→ **What to work on**
Word for word, retype every entry in the listing.

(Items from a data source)
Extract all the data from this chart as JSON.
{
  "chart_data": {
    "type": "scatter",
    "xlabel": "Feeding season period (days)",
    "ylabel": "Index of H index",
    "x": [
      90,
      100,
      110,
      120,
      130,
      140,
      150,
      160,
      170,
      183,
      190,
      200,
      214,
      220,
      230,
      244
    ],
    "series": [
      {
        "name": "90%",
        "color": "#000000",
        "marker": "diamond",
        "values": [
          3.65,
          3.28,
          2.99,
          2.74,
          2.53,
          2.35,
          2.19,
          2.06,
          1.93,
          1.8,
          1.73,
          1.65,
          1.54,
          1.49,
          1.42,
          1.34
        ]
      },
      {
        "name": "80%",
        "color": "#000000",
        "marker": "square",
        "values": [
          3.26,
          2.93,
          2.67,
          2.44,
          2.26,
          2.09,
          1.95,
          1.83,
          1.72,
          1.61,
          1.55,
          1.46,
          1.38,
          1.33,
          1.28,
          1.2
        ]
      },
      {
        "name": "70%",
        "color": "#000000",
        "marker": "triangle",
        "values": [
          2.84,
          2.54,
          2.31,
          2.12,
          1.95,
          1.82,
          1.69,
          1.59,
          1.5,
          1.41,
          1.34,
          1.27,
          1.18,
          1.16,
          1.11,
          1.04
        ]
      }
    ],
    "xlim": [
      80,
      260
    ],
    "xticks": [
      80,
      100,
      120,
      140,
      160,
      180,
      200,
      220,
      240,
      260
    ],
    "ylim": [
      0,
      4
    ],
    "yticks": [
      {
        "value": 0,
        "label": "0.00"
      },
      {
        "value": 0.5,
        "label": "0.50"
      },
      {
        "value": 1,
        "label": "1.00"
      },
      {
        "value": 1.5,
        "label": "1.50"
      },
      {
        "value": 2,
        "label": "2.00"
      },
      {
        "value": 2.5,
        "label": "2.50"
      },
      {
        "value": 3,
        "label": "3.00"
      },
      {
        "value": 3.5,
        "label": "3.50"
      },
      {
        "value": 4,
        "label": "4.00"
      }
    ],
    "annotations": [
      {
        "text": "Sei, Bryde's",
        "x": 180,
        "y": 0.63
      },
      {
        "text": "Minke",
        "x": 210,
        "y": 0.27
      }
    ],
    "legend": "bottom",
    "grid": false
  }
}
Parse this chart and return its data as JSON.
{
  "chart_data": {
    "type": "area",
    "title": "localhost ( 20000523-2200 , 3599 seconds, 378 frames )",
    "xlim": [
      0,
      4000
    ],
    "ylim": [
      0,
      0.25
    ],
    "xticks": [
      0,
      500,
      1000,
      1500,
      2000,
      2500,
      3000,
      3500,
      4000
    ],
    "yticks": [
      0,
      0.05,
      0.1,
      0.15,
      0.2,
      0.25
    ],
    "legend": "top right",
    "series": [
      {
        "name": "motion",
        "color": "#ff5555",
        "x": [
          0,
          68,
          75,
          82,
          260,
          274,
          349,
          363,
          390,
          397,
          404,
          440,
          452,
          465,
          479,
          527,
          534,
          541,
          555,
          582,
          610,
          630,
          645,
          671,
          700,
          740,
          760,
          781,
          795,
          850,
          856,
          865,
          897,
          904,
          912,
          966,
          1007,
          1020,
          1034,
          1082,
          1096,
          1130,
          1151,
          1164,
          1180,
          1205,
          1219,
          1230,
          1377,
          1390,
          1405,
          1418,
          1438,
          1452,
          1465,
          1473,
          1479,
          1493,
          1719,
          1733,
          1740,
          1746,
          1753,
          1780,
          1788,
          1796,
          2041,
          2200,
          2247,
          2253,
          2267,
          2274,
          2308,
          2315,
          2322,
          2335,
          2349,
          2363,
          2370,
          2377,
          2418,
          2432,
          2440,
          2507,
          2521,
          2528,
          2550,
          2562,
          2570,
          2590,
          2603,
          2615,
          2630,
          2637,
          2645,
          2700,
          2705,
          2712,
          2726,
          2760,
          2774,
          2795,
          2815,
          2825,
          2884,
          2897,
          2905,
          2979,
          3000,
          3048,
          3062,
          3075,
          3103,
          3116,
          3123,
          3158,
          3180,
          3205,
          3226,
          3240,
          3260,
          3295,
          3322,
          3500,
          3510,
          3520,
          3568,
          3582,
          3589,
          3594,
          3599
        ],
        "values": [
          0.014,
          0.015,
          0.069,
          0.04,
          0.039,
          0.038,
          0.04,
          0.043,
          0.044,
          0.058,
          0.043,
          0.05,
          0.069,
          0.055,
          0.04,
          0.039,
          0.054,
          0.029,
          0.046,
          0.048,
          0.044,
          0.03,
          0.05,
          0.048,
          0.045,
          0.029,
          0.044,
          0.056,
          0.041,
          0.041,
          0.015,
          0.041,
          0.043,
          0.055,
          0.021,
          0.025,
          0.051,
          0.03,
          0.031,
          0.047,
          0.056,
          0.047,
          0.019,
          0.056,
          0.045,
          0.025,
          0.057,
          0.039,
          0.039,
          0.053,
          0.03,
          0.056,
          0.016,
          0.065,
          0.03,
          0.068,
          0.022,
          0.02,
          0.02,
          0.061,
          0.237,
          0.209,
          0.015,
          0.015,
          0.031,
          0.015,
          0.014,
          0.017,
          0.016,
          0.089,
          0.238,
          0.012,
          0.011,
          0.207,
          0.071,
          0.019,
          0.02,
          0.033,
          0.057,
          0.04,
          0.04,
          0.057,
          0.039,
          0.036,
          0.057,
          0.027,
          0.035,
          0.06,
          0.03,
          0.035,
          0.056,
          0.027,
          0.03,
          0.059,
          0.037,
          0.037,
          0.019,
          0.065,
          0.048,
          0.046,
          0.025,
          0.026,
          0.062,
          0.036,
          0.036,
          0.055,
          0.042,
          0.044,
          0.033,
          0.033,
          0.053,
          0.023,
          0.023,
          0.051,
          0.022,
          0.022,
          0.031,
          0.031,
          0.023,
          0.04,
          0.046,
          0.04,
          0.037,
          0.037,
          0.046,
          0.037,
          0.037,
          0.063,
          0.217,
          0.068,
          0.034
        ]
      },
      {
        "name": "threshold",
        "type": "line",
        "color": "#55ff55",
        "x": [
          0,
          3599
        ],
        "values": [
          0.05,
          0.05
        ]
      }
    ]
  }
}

→ **Written answer**
Extract all the data from this chart as JSON.
{
  "chart_data": {
    "type": "scatter",
    "xlabel": "Feeding season period (days)",
    "ylabel": "Index of H index",
    "x": [
      90,
      100,
      110,
      120,
      130,
      140,
      150,
      160,
      170,
      183,
      190,
      200,
      214,
      220,
      230,
      244
    ],
    "series": [
      {
        "name": "90%",
        "color": "#000000",
        "marker": "diamond",
        "values": [
          3.65,
          3.28,
          2.99,
          2.74,
          2.53,
          2.35,
          2.19,
          2.06,
          1.93,
          1.8,
          1.73,
          1.65,
          1.54,
          1.49,
          1.42,
          1.34
        ]
      },
      {
        "name": "80%",
        "color": "#000000",
        "marker": "square",
        "values": [
          3.26,
          2.93,
          2.67,
          2.44,
          2.26,
          2.09,
          1.95,
          1.83,
          1.72,
          1.61,
          1.55,
          1.46,
          1.38,
          1.33,
          1.28,
          1.2
        ]
      },
      {
        "name": "70%",
        "color": "#000000",
        "marker": "triangle",
        "values": [
          2.84,
          2.54,
          2.31,
          2.12,
          1.95,
          1.82,
          1.69,
          1.59,
          1.5,
          1.41,
          1.34,
          1.27,
          1.18,
          1.16,
          1.11,
          1.04
        ]
      }
    ],
    "xlim": [
      80,
      260
    ],
    "xticks": [
      80,
      100,
      120,
      140,
      160,
      180,
      200,
      220,
      240,
      260
    ],
    "ylim": [
      0,
      4
    ],
    "yticks": [
      {
        "value": 0,
        "label": "0.00"
      },
      {
        "value": 0.5,
        "label": "0.50"
      },
      {
        "value": 1,
        "label": "1.00"
      },
      {
        "value": 1.5,
        "label": "1.50"
      },
      {
        "value": 2,
        "label": "2.00"
      },
      {
        "value": 2.5,
        "label": "2.50"
      },
      {
        "value": 3,
        "label": "3.00"
      },
      {
        "value": 3.5,
        "label": "3.50"
      },
      {
        "value": 4,
        "label": "4.00"
      }
    ],
    "annotations": [
      {
        "text": "Sei, Bryde's",
        "x": 180,
        "y": 0.63
      },
      {
        "text": "Minke",
        "x": 210,
        "y": 0.27
      }
    ],
    "legend": "bottom",
    "grid": false
  }
}
Parse this chart and return its data as JSON.
{
  "chart_data": {
    "type": "area",
    "title": "localhost ( 20000523-2200 , 3599 seconds, 378 frames )",
    "xlim": [
      0,
      4000
    ],
    "ylim": [
      0,
      0.25
    ],
    "xticks": [
      0,
      500,
      1000,
      1500,
      2000,
      2500,
      3000,
      3500,
      4000
    ],
    "yticks": [
      0,
      0.05,
      0.1,
      0.15,
      0.2,
      0.25
    ],
    "legend": "top right",
    "series": [
      {
        "name": "motion",
        "color": "#ff5555",
        "x": [
          0,
          68,
          75,
          82,
          260,
          274,
          349,
          363,
          390,
          397,
          404,
          440,
          452,
          465,
          479,
          527,
          534,
          541,
          555,
          582,
          610,
          630,
          645,
          671,
          700,
          740,
          760,
          781,
          795,
          850,
          856,
          865,
          897,
          904,
          912,
          966,
          1007,
          1020,
          1034,
          1082,
          1096,
          1130,
          1151,
          1164,
          1180,
          1205,
          1219,
          1230,
          1377,
          1390,
          1405,
          1418,
          1438,
          1452,
          1465,
          1473,
          1479,
          1493,
          1719,
          1733,
          1740,
          1746,
          1753,
          1780,
          1788,
          1796,
          2041,
          2200,
          2247,
          2253,
          2267,
          2274,
          2308,
          2315,
          2322,
          2335,
          2349,
          2363,
          2370,
          2377,
          2418,
          2432,
          2440,
          2507,
          2521,
          2528,
          2550,
          2562,
          2570,
          2590,
          2603,
          2615,
          2630,
          2637,
          2645,
          2700,
          2705,
          2712,
          2726,
          2760,
          2774,
          2795,
          2815,
          2825,
          2884,
          2897,
          2905,
          2979,
          3000,
          3048,
          3062,
          3075,
          3103,
          3116,
          3123,
          3158,
          3180,
          3205,
          3226,
          3240,
          3260,
          3295,
          3322,
          3500,
          3510,
          3520,
          3568,
          3582,
          3589,
          3594,
          3599
        ],
        "values": [
          0.014,
          0.015,
          0.069,
          0.04,
          0.039,
          0.038,
          0.04,
          0.043,
          0.044,
          0.058,
          0.043,
          0.05,
          0.069,
          0.055,
          0.04,
          0.039,
          0.054,
          0.029,
          0.046,
          0.048,
          0.044,
          0.03,
          0.05,
          0.048,
          0.045,
          0.029,
          0.044,
          0.056,
          0.041,
          0.041,
          0.015,
          0.041,
          0.043,
          0.055,
          0.021,
          0.025,
          0.051,
          0.03,
          0.031,
          0.047,
          0.056,
          0.047,
          0.019,
          0.056,
          0.045,
          0.025,
          0.057,
          0.039,
          0.039,
          0.053,
          0.03,
          0.056,
          0.016,
          0.065,
          0.03,
          0.068,
          0.022,
          0.02,
          0.02,
          0.061,
          0.237,
          0.209,
          0.015,
          0.015,
          0.031,
          0.015,
          0.014,
          0.017,
          0.016,
          0.089,
          0.238,
          0.012,
          0.011,
          0.207,
          0.071,
          0.019,
          0.02,
          0.033,
          0.057,
          0.04,
          0.04,
          0.057,
          0.039,
          0.036,
          0.057,
          0.027,
          0.035,
          0.06,
          0.03,
          0.035,
          0.056,
          0.027,
          0.03,
          0.059,
          0.037,
          0.037,
          0.019,
          0.065,
          0.048,
          0.046,
          0.025,
          0.026,
          0.062,
          0.036,
          0.036,
          0.055,
          0.042,
          0.044,
          0.033,
          0.033,
          0.053,
          0.023,
          0.023,
          0.051,
          0.022,
          0.022,
          0.031,
          0.031,
          0.023,
          0.04,
          0.046,
          0.04,
          0.037,
          0.037,
          0.046,
          0.037,
          0.037,
          0.063,
          0.217,
          0.068,
          0.034
        ]
      },
      {
        "name": "threshold",
        "type": "line",
        "color": "#55ff55",
        "x": [
          0,
          3599
        ],
        "values": [
          0.05,
          0.05
        ]
      }
    ]
  }
}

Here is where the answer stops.